# Exercise directions:
Pictures stay out of your copy, but everything else in the records below must be repeated exactly.
Start of Supplied data
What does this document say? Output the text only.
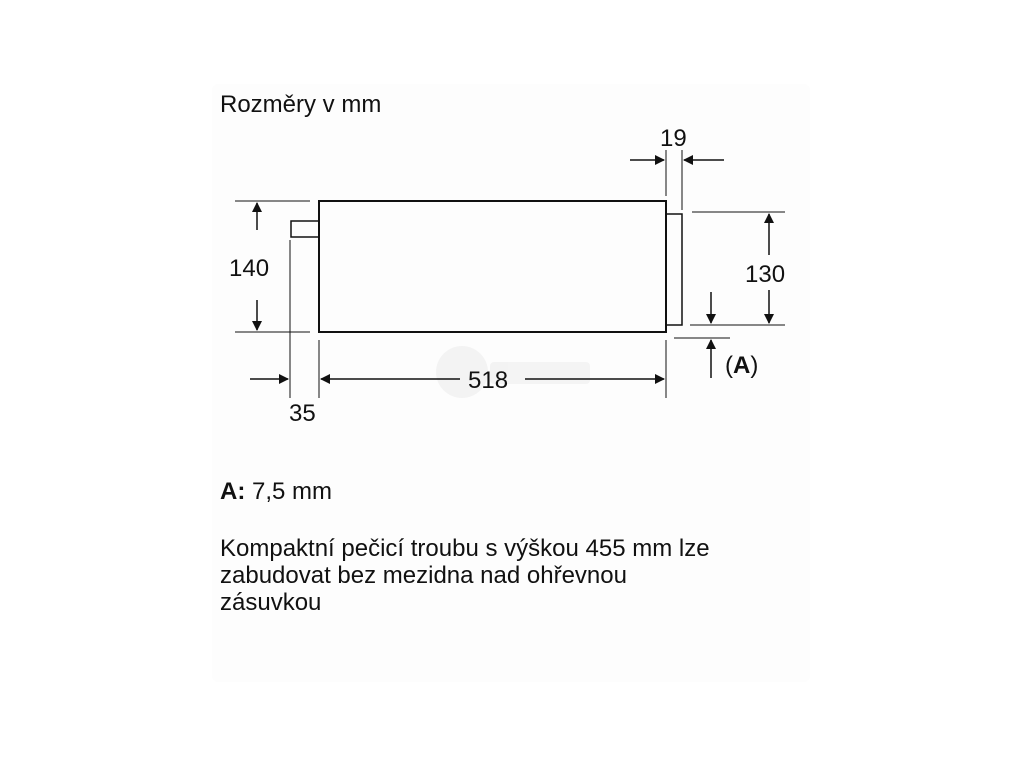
Rozměry v mm
140
35
518
19
130
(A)
A: 7,5 mm
Kompaktní pečicí troubu s výškou 455 mm lze
zabudovat bez mezidna nad ohřevnou
zásuvkou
End of Supplied data
# Task solution:
What does this document say? Output the text only.
Rozměry v mm
140
35
518
19
130
(A)
A: 7,5 mm
Kompaktní pečicí troubu s výškou 455 mm lze
zabudovat bez mezidna nad ohřevnou
zásuvkou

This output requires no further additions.